Challenge: Without the images, output each record below as it stands.

Rows from a figure dataset:

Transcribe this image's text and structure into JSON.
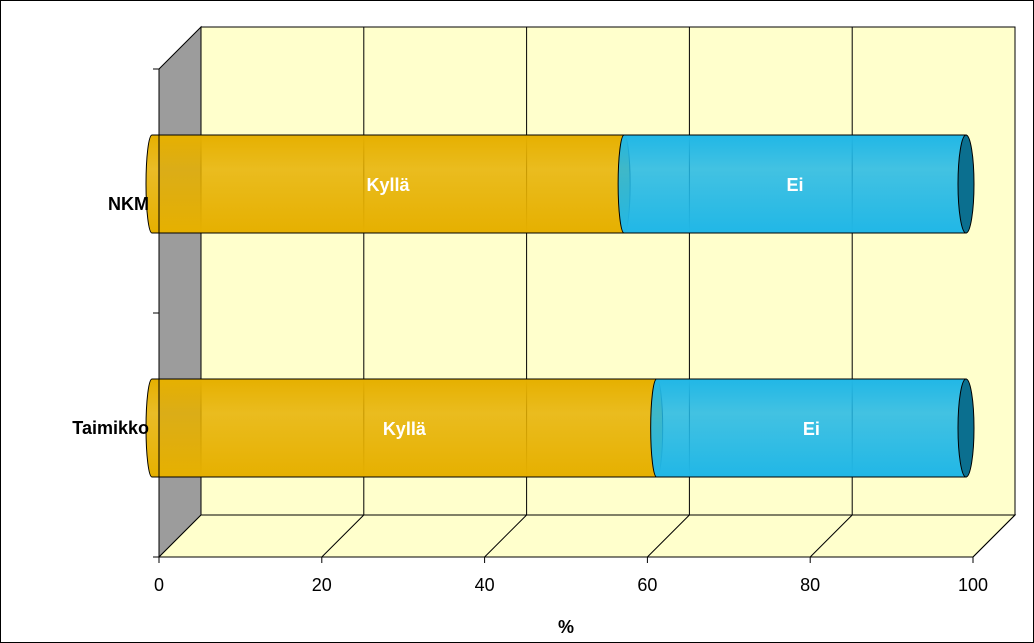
{
  "chart_data": {
    "type": "bar",
    "orientation": "horizontal",
    "stacked": true,
    "percent_stacked": true,
    "three_d": true,
    "categories": [
      "NKM",
      "Taimikko"
    ],
    "series": [
      {
        "name": "Kyllä",
        "values": [
          58,
          62
        ],
        "color": "#e6b000"
      },
      {
        "name": "Ei",
        "values": [
          42,
          38
        ],
        "color": "#21b7e6"
      }
    ],
    "xlabel": "%",
    "ylabel": "",
    "xlim": [
      0,
      100
    ],
    "xticks": [
      0,
      20,
      40,
      60,
      80,
      100
    ],
    "grid": true,
    "legend": "none",
    "colors": {
      "wall": "#ffffcc",
      "side_wall": "#9c9c9c",
      "gridline": "#000000"
    }
  }
}
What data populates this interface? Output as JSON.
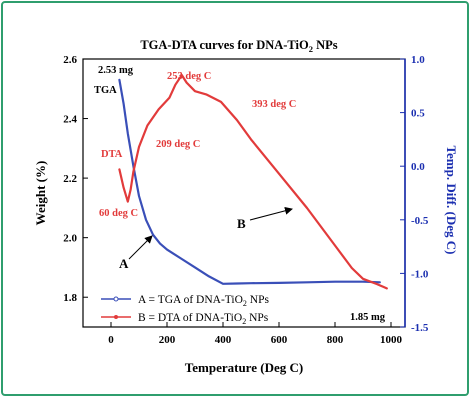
{
  "chart_data": {
    "type": "line",
    "title_main": "TGA-DTA curves for DNA-TiO",
    "title_sub": "2",
    "title_tail": " NPs",
    "xlabel": "Temperature (Deg C)",
    "ylabel_left": "Weight (%)",
    "ylabel_right": "Temp. Diff. (Deg C)",
    "xlim": [
      -100,
      1050
    ],
    "ylim_left": [
      1.7,
      2.6
    ],
    "ylim_right": [
      -1.5,
      1.0
    ],
    "x_ticks": [
      0,
      200,
      400,
      600,
      800,
      1000
    ],
    "y_left_ticks": [
      1.8,
      2.0,
      2.2,
      2.4,
      2.6
    ],
    "y_left_tick_labels": [
      "1.8",
      "2.0",
      "2.2",
      "2.4",
      "2.6"
    ],
    "y_right_ticks": [
      -1.5,
      -1.0,
      -0.5,
      0.0,
      0.5,
      1.0
    ],
    "y_right_tick_labels": [
      "-1.5",
      "-1.0",
      "-0.5",
      "0.0",
      "0.5",
      "1.0"
    ],
    "colors": {
      "axis_right": "#1b2fb0",
      "tga": "#3a4fb8",
      "dta": "#e23b3b",
      "text": "#000000",
      "frame": "#2f9e6e"
    },
    "series": [
      {
        "name": "TGA",
        "axis": "left",
        "x": [
          30,
          45,
          60,
          80,
          100,
          125,
          150,
          175,
          200,
          250,
          300,
          350,
          400,
          450,
          500,
          600,
          700,
          800,
          900,
          960
        ],
        "y": [
          2.53,
          2.45,
          2.35,
          2.24,
          2.14,
          2.06,
          2.01,
          1.98,
          1.96,
          1.93,
          1.9,
          1.87,
          1.845,
          1.846,
          1.847,
          1.848,
          1.85,
          1.852,
          1.852,
          1.85
        ]
      },
      {
        "name": "DTA",
        "axis": "right",
        "x": [
          30,
          45,
          60,
          70,
          80,
          100,
          130,
          170,
          209,
          230,
          253,
          270,
          300,
          340,
          393,
          450,
          500,
          600,
          700,
          800,
          860,
          900,
          950,
          985
        ],
        "y": [
          -0.03,
          -0.2,
          -0.33,
          -0.22,
          -0.05,
          0.18,
          0.38,
          0.53,
          0.64,
          0.76,
          0.85,
          0.78,
          0.7,
          0.67,
          0.6,
          0.43,
          0.25,
          -0.07,
          -0.39,
          -0.74,
          -0.95,
          -1.05,
          -1.1,
          -1.14
        ]
      }
    ],
    "annotations": {
      "tga_start": "2.53 mg",
      "tga_label": "TGA",
      "tga_end": "1.85 mg",
      "dta_label": "DTA",
      "peak_60": "60 deg C",
      "peak_209": "209 deg C",
      "peak_253": "253 deg C",
      "peak_393": "393 deg C",
      "pointer_a": "A",
      "pointer_b": "B"
    },
    "legend": {
      "placement": "bottom-left",
      "a_label": "A = TGA of DNA-TiO",
      "b_label": "B = DTA of DNA-TiO",
      "sub": "2",
      "tail": " NPs"
    }
  }
}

Solution below:
Transcribe this image's text and structure into JSON.
{
  "chart_data": {
    "type": "bar",
    "orientation": "horizontal",
    "stacked": true,
    "percent_stacked": true,
    "three_d": true,
    "categories": [
      "NKM",
      "Taimikko"
    ],
    "series": [
      {
        "name": "Kyllä",
        "values": [
          58,
          62
        ],
        "color": "#e6b000"
      },
      {
        "name": "Ei",
        "values": [
          42,
          38
        ],
        "color": "#21b7e6"
      }
    ],
    "xlabel": "%",
    "ylabel": "",
    "xlim": [
      0,
      100
    ],
    "xticks": [
      0,
      20,
      40,
      60,
      80,
      100
    ],
    "grid": true,
    "legend": "none",
    "colors": {
      "wall": "#ffffcc",
      "side_wall": "#9c9c9c",
      "gridline": "#000000"
    }
  }
}
What data populates this interface? Output as JSON.
{
  "chart_data": {
    "type": "line",
    "title_main": "TGA-DTA curves for DNA-TiO",
    "title_sub": "2",
    "title_tail": " NPs",
    "xlabel": "Temperature (Deg C)",
    "ylabel_left": "Weight (%)",
    "ylabel_right": "Temp. Diff. (Deg C)",
    "xlim": [
      -100,
      1050
    ],
    "ylim_left": [
      1.7,
      2.6
    ],
    "ylim_right": [
      -1.5,
      1.0
    ],
    "x_ticks": [
      0,
      200,
      400,
      600,
      800,
      1000
    ],
    "y_left_ticks": [
      1.8,
      2.0,
      2.2,
      2.4,
      2.6
    ],
    "y_left_tick_labels": [
      "1.8",
      "2.0",
      "2.2",
      "2.4",
      "2.6"
    ],
    "y_right_ticks": [
      -1.5,
      -1.0,
      -0.5,
      0.0,
      0.5,
      1.0
    ],
    "y_right_tick_labels": [
      "-1.5",
      "-1.0",
      "-0.5",
      "0.0",
      "0.5",
      "1.0"
    ],
    "colors": {
      "axis_right": "#1b2fb0",
      "tga": "#3a4fb8",
      "dta": "#e23b3b",
      "text": "#000000",
      "frame": "#2f9e6e"
    },
    "series": [
      {
        "name": "TGA",
        "axis": "left",
        "x": [
          30,
          45,
          60,
          80,
          100,
          125,
          150,
          175,
          200,
          250,
          300,
          350,
          400,
          450,
          500,
          600,
          700,
          800,
          900,
          960
        ],
        "y": [
          2.53,
          2.45,
          2.35,
          2.24,
          2.14,
          2.06,
          2.01,
          1.98,
          1.96,
          1.93,
          1.9,
          1.87,
          1.845,
          1.846,
          1.847,
          1.848,
          1.85,
          1.852,
          1.852,
          1.85
        ]
      },
      {
        "name": "DTA",
        "axis": "right",
        "x": [
          30,
          45,
          60,
          70,
          80,
          100,
          130,
          170,
          209,
          230,
          253,
          270,
          300,
          340,
          393,
          450,
          500,
          600,
          700,
          800,
          860,
          900,
          950,
          985
        ],
        "y": [
          -0.03,
          -0.2,
          -0.33,
          -0.22,
          -0.05,
          0.18,
          0.38,
          0.53,
          0.64,
          0.76,
          0.85,
          0.78,
          0.7,
          0.67,
          0.6,
          0.43,
          0.25,
          -0.07,
          -0.39,
          -0.74,
          -0.95,
          -1.05,
          -1.1,
          -1.14
        ]
      }
    ],
    "annotations": {
      "tga_start": "2.53 mg",
      "tga_label": "TGA",
      "tga_end": "1.85 mg",
      "dta_label": "DTA",
      "peak_60": "60 deg C",
      "peak_209": "209 deg C",
      "peak_253": "253 deg C",
      "peak_393": "393 deg C",
      "pointer_a": "A",
      "pointer_b": "B"
    },
    "legend": {
      "placement": "bottom-left",
      "a_label": "A = TGA of DNA-TiO",
      "b_label": "B = DTA of DNA-TiO",
      "sub": "2",
      "tail": " NPs"
    }
  }
}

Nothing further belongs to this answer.